## Given task
Look through the records that follow. Copy every line containing the word "membra".

## Dataset

——————————

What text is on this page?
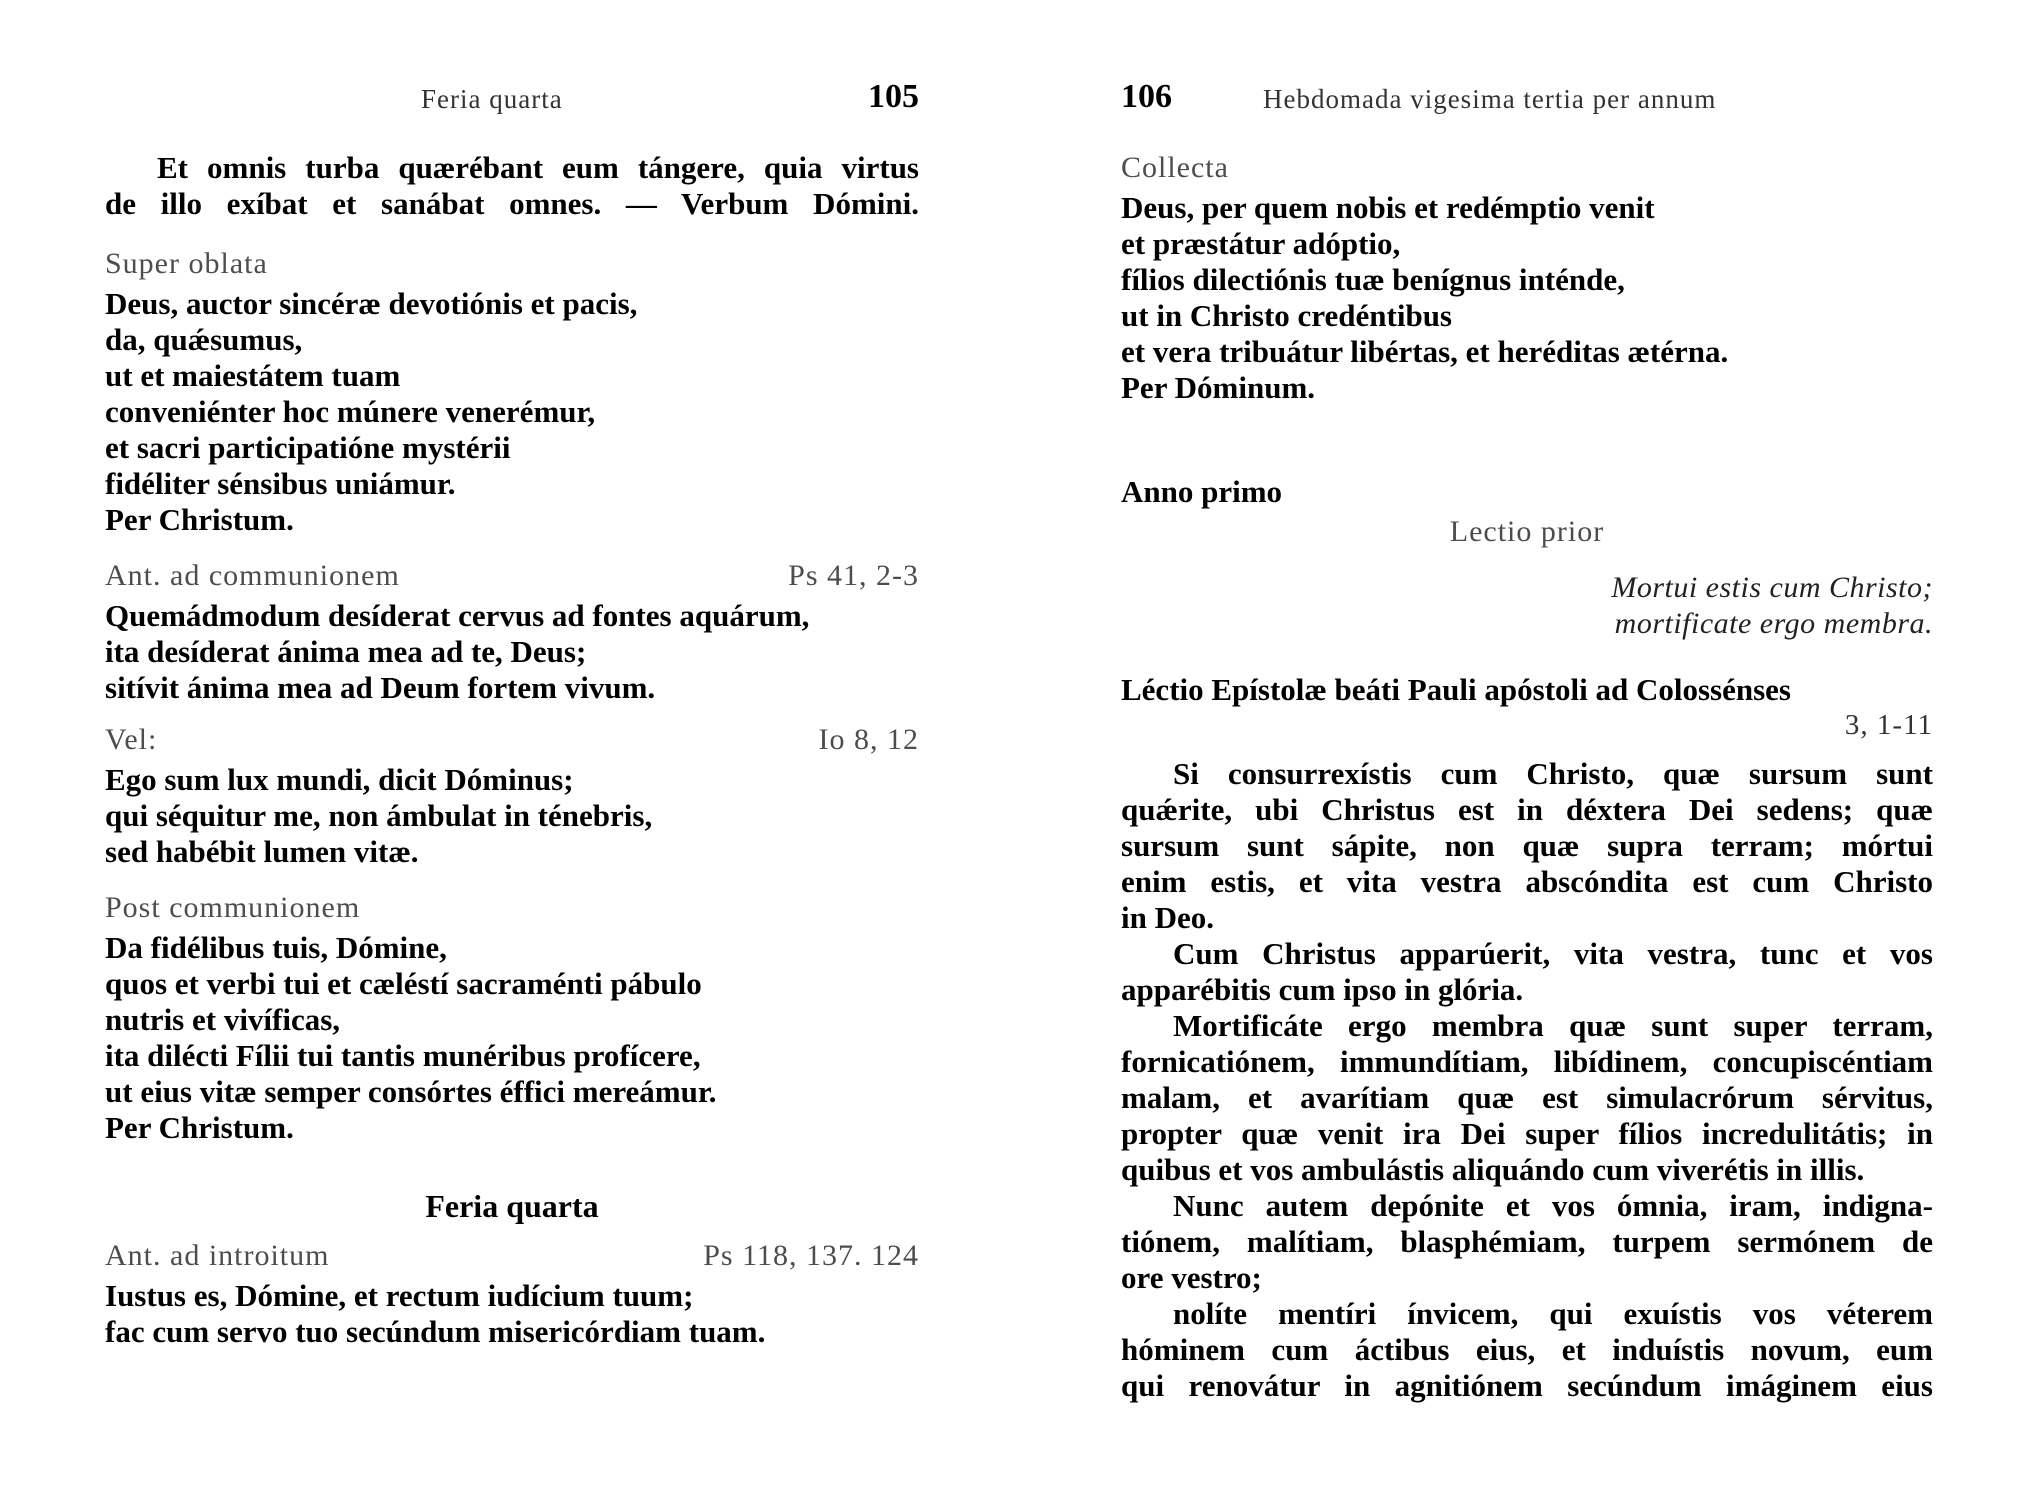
Feria quarta	105
Et omnis turba quærébant eum tángere, quia virtus
de illo exíbat et sanábat omnes. — Verbum Dómini.
Super oblata
Deus, auctor sincéræ devotiónis et pacis,
da, quǽsumus,
ut et maiestátem tuam
conveniénter hoc múnere venerémur,
et sacri participatióne mystérii
fidéliter sénsibus uniámur.
Per Christum.
Ant. ad communionem	Ps 41, 2-3
Quemádmodum desíderat cervus ad fontes aquárum,
ita desíderat ánima mea ad te, Deus;
sitívit ánima mea ad Deum fortem vivum.
Vel:	Io 8, 12
Ego sum lux mundi, dicit Dóminus;
qui séquitur me, non ámbulat in ténebris,
sed habébit lumen vitæ.
Post communionem
Da fidélibus tuis, Dómine,
quos et verbi tui et cæléstí sacraménti pábulo
nutris et vivíficas,
ita dilécti Fílii tui tantis munéribus profícere,
ut eius vitæ semper consórtes éffici mereámur.
Per Christum.
Feria quarta
Ant. ad introitum	Ps 118, 137. 124
Iustus es, Dómine, et rectum iudícium tuum;
fac cum servo tuo secúndum misericórdiam tuam.
106	Hebdomada vigesima tertia per annum
Collecta
Deus, per quem nobis et redémptio venit
et præstátur adóptio,
fílios dilectiónis tuæ benígnus inténde,
ut in Christo credéntibus
et vera tribuátur libértas, et heréditas ætérna.
Per Dóminum.
Anno primo
Lectio prior
Mortui estis cum Christo;
mortificate ergo membra.
Léctio Epístolæ beáti Pauli apóstoli ad Colossénses
3, 1-11
Si consurrexístis cum Christo, quæ sursum sunt
quǽrite, ubi Christus est in déxtera Dei sedens; quæ
sursum sunt sápite, non quæ supra terram; mórtui
enim estis, et vita vestra abscóndita est cum Christo
in Deo.
Cum Christus apparúerit, vita vestra, tunc et vos
apparébitis cum ipso in glória.
Mortificáte ergo membra quæ sunt super terram,
fornicatiónem, immundítiam, libídinem, concupiscéntiam
malam, et avarítiam quæ est simulacrórum sérvitus,
propter quæ venit ira Dei super fílios incredulitátis; in
quibus et vos ambulástis aliquándo cum viverétis in illis.
Nunc autem depónite et vos ómnia, iram, indigna-
tiónem, malítiam, blasphémiam, turpem sermónem de
ore vestro;
nolíte mentíri ínvicem, qui exuístis vos véterem
hóminem cum áctibus eius, et induístis novum, eum
qui renovátur in agnitiónem secúndum imáginem eius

——————————

## Exercise output
mortificate ergo membra.
Mortificáte ergo membra quæ sunt super terram,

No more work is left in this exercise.